**EXERCISE AIM**
From the records below, pull each line that has "JSON".

* Start THE DATA *

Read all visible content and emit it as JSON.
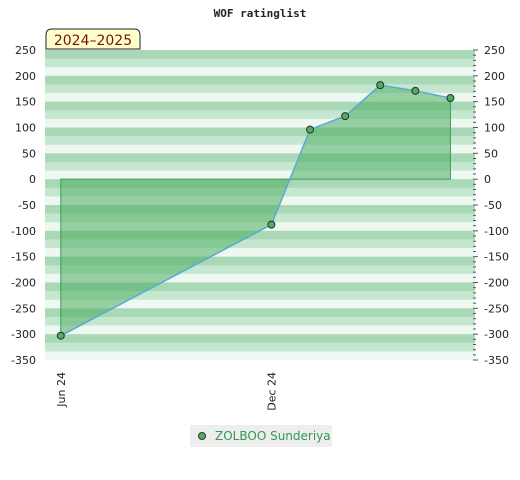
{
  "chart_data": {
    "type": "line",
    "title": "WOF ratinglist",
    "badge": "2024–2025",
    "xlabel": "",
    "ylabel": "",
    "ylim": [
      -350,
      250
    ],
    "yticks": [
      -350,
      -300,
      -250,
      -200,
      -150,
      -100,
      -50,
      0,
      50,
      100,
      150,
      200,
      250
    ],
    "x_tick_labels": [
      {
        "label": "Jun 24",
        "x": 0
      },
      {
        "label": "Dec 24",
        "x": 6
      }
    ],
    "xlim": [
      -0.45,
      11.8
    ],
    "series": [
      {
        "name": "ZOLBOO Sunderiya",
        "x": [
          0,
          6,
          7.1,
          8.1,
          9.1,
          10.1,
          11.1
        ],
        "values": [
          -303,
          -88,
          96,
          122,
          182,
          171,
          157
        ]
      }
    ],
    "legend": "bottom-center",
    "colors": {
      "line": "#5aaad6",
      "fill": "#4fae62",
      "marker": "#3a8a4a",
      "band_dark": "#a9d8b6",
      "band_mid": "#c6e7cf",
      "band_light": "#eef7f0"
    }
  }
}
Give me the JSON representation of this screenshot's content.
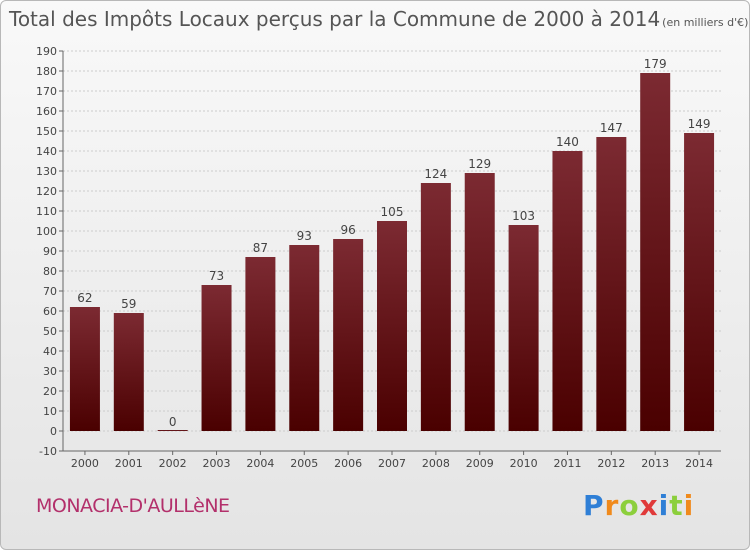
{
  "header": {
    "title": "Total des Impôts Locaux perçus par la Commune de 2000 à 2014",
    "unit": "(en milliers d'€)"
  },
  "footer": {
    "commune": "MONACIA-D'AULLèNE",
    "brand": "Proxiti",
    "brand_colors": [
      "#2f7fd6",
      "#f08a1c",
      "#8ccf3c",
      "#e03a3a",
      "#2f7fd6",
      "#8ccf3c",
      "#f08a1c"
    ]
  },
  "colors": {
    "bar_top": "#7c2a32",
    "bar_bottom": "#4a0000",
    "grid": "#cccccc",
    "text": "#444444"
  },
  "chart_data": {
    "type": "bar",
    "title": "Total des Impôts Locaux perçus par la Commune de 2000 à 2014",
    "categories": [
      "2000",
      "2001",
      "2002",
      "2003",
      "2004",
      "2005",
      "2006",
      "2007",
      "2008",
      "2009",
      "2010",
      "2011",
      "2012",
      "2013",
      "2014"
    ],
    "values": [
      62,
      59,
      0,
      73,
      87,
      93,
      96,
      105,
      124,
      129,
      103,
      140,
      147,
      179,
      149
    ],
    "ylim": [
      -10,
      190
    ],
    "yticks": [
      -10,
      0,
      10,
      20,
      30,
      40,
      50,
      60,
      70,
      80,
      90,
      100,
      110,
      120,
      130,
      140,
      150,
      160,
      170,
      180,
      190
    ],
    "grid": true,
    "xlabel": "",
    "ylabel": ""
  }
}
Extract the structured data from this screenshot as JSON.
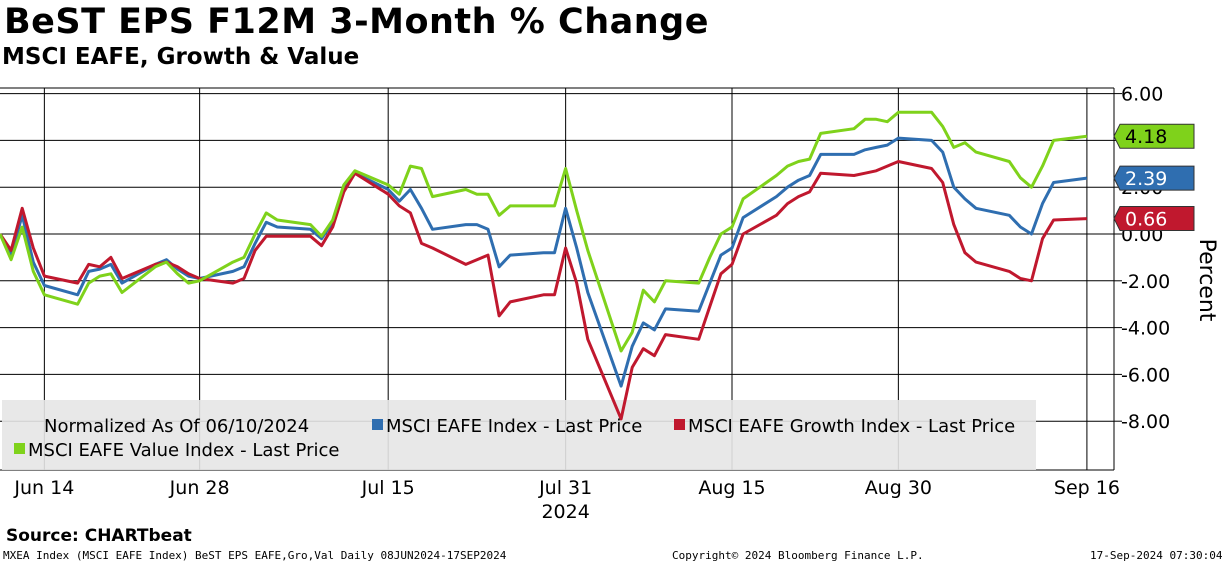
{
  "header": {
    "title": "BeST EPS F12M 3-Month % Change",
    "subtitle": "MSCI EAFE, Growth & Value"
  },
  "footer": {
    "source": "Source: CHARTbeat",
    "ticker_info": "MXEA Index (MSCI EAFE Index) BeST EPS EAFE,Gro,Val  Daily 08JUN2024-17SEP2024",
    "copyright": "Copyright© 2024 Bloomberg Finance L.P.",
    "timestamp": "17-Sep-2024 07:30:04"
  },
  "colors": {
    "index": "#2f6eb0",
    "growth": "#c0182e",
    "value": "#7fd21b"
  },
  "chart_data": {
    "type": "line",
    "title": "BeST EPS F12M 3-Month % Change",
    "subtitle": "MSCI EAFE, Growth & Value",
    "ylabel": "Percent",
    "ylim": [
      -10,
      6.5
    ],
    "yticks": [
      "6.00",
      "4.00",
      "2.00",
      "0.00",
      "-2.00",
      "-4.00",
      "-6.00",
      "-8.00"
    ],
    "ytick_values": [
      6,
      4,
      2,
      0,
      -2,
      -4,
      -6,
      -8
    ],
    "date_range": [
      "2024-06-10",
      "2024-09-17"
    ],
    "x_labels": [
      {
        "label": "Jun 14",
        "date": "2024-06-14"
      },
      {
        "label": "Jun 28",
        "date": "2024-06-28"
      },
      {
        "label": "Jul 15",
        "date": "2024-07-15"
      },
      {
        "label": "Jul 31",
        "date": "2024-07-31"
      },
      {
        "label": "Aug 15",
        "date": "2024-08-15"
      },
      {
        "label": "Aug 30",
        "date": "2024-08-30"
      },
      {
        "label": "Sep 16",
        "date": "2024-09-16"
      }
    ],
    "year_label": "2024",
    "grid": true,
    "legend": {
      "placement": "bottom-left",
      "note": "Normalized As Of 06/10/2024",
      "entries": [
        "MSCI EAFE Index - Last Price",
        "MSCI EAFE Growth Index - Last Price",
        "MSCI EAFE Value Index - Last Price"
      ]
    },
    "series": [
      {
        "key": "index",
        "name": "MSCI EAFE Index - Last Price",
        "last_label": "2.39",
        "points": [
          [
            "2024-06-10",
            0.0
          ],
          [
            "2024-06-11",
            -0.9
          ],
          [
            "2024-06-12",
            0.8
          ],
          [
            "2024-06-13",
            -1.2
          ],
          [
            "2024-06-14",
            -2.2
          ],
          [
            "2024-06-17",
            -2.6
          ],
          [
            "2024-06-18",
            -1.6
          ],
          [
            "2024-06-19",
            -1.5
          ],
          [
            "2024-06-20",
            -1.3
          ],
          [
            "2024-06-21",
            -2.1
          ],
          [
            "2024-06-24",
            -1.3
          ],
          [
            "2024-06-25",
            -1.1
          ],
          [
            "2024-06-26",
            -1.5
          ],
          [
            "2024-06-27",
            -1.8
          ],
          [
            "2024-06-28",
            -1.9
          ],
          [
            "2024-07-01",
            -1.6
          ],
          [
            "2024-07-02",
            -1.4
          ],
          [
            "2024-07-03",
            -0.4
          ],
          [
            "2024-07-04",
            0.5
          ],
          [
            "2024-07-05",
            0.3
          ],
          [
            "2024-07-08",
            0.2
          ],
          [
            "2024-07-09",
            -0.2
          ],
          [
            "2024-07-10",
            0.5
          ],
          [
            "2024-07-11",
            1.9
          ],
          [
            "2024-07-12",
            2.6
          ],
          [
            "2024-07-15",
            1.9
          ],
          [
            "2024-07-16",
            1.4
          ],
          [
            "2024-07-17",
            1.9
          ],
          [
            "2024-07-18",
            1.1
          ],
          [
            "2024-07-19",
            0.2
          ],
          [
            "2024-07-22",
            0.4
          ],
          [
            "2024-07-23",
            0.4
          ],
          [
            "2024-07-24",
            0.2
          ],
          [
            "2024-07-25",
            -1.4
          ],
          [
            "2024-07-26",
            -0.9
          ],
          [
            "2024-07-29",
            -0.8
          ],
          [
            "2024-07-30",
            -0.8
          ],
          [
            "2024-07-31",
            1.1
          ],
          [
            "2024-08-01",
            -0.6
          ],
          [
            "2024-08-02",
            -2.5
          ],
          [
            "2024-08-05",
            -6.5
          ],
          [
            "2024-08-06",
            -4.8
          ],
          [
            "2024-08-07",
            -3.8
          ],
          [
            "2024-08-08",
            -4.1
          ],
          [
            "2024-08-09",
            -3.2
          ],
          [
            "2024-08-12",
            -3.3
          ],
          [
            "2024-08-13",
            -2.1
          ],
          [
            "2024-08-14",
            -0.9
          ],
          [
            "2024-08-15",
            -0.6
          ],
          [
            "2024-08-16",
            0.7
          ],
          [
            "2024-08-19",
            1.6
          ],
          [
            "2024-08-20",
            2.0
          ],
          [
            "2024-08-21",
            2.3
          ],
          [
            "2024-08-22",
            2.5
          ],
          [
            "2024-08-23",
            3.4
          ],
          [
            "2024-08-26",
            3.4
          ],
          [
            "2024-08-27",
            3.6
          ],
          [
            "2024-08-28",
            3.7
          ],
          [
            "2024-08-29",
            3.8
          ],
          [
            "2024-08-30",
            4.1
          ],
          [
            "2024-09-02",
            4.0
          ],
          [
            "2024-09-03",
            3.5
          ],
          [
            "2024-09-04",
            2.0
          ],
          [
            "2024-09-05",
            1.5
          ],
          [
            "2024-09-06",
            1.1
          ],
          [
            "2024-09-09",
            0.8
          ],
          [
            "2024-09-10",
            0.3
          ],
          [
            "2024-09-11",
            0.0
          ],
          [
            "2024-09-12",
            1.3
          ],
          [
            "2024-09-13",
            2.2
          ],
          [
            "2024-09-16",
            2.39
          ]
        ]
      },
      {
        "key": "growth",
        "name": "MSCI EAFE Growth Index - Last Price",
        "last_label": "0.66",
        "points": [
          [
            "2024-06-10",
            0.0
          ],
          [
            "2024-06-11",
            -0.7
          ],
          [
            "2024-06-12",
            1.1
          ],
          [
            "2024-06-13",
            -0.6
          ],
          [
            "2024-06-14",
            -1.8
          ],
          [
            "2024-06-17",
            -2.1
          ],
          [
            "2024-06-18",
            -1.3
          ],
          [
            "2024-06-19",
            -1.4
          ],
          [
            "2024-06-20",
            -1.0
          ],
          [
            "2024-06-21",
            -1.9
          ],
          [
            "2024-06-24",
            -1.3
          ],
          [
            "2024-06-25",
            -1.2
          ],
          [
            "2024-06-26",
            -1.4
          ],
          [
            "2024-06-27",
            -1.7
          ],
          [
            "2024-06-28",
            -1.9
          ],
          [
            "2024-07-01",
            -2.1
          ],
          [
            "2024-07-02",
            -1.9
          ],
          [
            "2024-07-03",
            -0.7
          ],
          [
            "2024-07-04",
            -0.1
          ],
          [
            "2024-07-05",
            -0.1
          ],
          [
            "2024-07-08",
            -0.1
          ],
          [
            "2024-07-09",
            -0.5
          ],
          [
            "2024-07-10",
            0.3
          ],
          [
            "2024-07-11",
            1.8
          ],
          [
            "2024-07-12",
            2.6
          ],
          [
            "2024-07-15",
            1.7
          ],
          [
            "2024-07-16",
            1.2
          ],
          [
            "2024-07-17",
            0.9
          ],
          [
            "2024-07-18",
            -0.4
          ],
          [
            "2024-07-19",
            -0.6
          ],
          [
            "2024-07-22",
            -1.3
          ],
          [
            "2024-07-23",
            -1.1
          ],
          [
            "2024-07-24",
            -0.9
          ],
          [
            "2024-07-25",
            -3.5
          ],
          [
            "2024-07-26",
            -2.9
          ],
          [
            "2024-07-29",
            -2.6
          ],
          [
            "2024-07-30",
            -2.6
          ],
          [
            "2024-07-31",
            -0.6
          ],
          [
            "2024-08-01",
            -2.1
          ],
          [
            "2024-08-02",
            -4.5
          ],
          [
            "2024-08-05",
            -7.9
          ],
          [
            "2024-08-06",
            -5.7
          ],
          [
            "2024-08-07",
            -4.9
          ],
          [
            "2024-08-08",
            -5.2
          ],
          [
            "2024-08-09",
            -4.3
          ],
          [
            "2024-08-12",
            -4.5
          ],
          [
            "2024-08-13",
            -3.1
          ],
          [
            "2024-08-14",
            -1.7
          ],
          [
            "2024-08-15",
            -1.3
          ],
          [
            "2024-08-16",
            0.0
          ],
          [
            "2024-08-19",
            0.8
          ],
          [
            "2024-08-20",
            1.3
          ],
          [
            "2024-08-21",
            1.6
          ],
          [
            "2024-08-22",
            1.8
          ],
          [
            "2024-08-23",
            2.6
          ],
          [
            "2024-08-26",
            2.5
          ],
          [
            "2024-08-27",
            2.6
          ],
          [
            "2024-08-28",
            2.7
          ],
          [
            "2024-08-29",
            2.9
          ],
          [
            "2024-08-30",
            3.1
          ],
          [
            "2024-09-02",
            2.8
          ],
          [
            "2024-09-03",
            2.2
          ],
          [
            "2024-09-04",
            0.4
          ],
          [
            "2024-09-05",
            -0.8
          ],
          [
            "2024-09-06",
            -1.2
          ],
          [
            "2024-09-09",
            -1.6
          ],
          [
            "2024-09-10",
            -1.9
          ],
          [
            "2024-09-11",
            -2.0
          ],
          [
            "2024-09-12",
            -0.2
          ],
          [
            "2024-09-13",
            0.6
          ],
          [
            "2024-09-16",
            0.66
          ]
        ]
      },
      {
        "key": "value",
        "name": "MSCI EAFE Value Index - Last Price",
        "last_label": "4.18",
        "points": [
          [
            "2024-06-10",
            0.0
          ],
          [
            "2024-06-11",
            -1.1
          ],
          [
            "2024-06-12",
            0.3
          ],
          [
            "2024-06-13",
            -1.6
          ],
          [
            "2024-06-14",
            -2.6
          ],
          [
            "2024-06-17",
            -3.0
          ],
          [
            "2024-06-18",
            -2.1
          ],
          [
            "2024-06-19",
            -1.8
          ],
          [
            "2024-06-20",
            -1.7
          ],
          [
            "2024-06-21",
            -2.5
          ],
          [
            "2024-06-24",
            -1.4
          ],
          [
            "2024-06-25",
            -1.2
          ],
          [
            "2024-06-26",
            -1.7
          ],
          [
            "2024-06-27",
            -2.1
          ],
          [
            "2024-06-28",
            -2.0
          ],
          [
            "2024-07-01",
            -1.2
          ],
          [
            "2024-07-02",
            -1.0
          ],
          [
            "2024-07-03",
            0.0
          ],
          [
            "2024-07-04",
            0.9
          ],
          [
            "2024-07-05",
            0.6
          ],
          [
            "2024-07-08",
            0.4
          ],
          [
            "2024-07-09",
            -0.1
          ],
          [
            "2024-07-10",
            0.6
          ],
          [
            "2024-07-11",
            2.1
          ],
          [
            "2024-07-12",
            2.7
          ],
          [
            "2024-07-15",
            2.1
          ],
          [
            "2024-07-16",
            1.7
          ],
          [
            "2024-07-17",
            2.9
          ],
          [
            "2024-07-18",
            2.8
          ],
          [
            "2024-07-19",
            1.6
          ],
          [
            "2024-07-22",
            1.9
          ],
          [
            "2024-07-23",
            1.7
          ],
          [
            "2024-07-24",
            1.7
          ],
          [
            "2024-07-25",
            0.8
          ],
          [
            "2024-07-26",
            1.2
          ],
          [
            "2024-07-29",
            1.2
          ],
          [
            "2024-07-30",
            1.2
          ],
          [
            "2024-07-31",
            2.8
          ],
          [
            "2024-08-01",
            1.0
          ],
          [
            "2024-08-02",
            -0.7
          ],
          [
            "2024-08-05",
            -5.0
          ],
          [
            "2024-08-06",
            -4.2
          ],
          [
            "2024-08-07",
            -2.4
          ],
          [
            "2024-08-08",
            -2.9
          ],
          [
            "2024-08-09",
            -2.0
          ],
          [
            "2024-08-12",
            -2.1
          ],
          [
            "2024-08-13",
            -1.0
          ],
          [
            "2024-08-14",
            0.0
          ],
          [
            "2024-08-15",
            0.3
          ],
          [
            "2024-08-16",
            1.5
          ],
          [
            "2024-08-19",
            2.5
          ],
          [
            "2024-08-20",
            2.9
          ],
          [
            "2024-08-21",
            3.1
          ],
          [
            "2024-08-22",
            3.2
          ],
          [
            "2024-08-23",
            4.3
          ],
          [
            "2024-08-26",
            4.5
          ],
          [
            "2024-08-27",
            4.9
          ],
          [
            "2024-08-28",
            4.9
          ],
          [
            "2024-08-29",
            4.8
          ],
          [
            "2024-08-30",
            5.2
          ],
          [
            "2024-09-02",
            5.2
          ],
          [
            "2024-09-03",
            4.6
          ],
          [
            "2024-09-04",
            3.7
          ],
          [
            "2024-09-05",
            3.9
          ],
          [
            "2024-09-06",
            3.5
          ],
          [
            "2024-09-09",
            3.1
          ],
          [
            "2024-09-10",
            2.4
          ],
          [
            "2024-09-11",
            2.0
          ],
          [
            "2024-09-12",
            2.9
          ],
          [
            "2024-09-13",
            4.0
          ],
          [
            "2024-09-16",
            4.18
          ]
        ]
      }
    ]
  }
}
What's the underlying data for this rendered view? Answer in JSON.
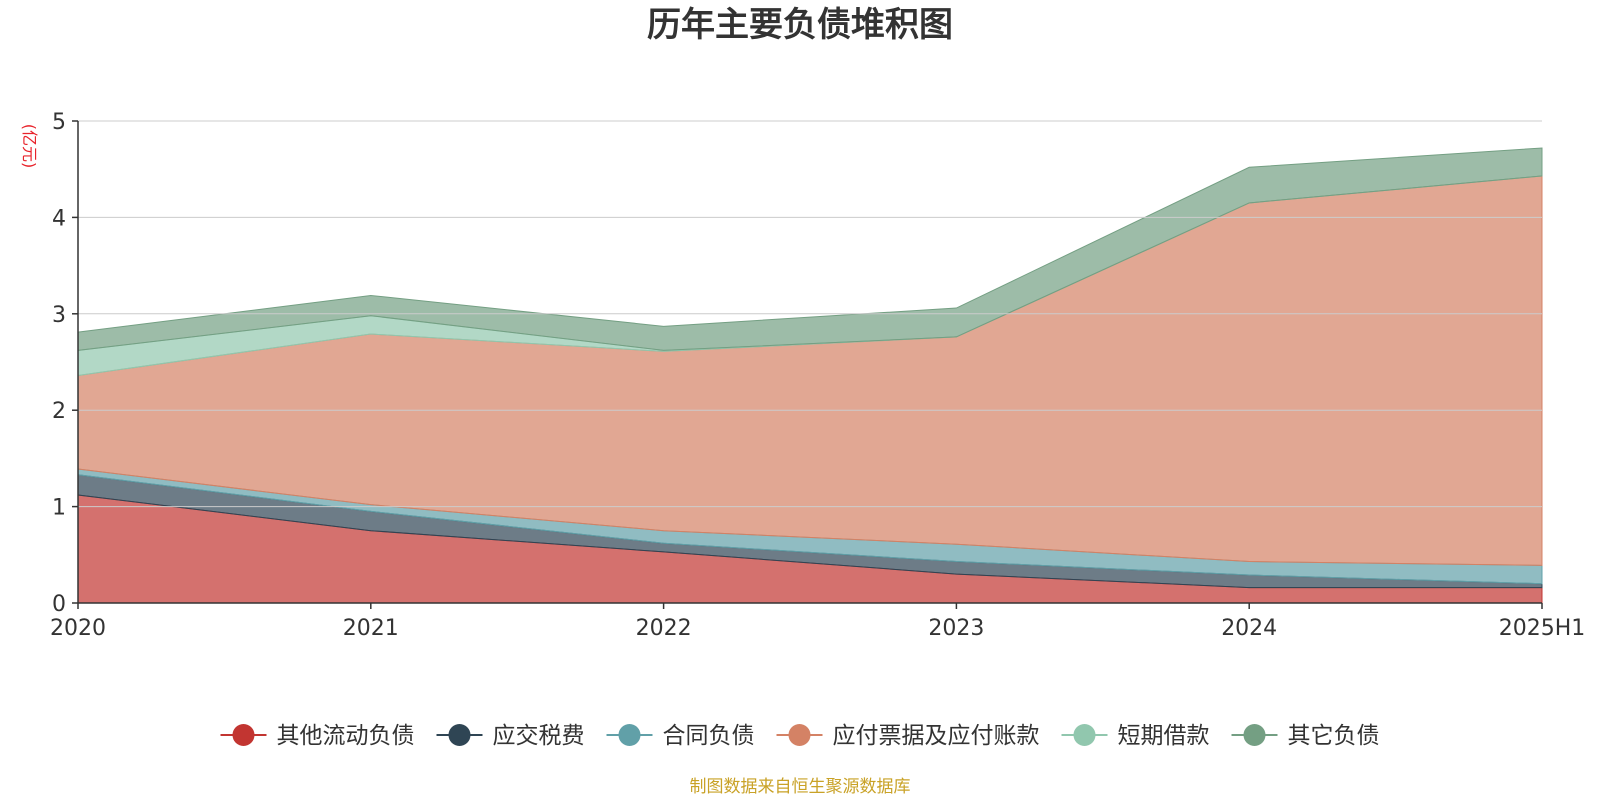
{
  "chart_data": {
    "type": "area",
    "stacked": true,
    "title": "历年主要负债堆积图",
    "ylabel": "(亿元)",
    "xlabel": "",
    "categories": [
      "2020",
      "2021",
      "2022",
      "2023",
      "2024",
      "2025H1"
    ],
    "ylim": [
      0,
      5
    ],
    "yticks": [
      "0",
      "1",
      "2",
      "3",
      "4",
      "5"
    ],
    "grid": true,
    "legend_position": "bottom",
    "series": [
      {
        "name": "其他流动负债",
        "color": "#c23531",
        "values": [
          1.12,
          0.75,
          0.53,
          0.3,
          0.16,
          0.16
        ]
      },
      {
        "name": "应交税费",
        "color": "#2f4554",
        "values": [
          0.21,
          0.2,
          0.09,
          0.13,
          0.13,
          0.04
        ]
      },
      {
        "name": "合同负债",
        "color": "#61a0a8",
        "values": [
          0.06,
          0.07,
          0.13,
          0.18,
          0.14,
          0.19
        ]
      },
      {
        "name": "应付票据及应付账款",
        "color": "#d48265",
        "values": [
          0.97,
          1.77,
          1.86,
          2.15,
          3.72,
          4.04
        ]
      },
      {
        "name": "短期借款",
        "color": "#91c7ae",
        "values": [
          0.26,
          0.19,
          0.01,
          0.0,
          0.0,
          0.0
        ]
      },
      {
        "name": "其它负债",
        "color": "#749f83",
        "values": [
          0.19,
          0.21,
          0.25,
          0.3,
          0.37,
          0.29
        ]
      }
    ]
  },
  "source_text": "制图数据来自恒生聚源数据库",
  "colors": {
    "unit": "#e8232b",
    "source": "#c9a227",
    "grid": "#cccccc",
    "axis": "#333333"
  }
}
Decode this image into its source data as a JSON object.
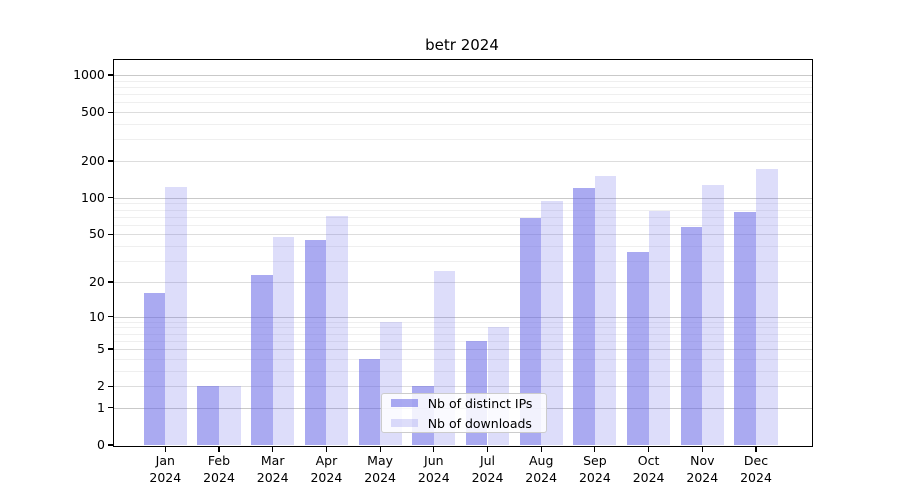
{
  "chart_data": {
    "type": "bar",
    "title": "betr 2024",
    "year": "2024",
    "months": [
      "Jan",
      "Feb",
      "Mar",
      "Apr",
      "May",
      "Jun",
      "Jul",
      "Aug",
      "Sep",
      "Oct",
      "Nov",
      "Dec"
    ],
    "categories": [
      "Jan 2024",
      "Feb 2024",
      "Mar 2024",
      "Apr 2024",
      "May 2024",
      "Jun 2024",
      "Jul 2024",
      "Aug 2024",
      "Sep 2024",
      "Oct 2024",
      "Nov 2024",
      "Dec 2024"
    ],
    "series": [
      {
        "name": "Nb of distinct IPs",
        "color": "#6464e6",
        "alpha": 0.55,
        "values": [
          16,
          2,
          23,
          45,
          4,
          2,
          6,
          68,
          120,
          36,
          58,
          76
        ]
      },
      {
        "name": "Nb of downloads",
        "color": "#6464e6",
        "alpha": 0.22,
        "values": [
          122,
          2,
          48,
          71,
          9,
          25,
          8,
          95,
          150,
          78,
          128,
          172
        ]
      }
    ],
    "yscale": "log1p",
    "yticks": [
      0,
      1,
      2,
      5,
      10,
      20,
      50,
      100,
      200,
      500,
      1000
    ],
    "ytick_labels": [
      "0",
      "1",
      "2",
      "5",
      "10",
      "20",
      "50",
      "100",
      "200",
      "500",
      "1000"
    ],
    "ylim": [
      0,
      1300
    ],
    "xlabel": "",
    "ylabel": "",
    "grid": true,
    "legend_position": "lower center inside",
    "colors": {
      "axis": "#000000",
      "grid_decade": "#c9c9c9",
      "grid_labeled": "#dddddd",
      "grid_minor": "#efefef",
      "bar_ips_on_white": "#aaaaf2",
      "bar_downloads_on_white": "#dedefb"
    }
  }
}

* End THE DATA *

**ANSWER TO THIS PROBLEM**
Read all visible content and emit it as JSON.
Give me the JSON representation of this screenshot's content.
Extract the structured data from this screenshot as JSON.
What's the underlying data for this rendered view? Answer in JSON.
Decode this image into its source data as a JSON object.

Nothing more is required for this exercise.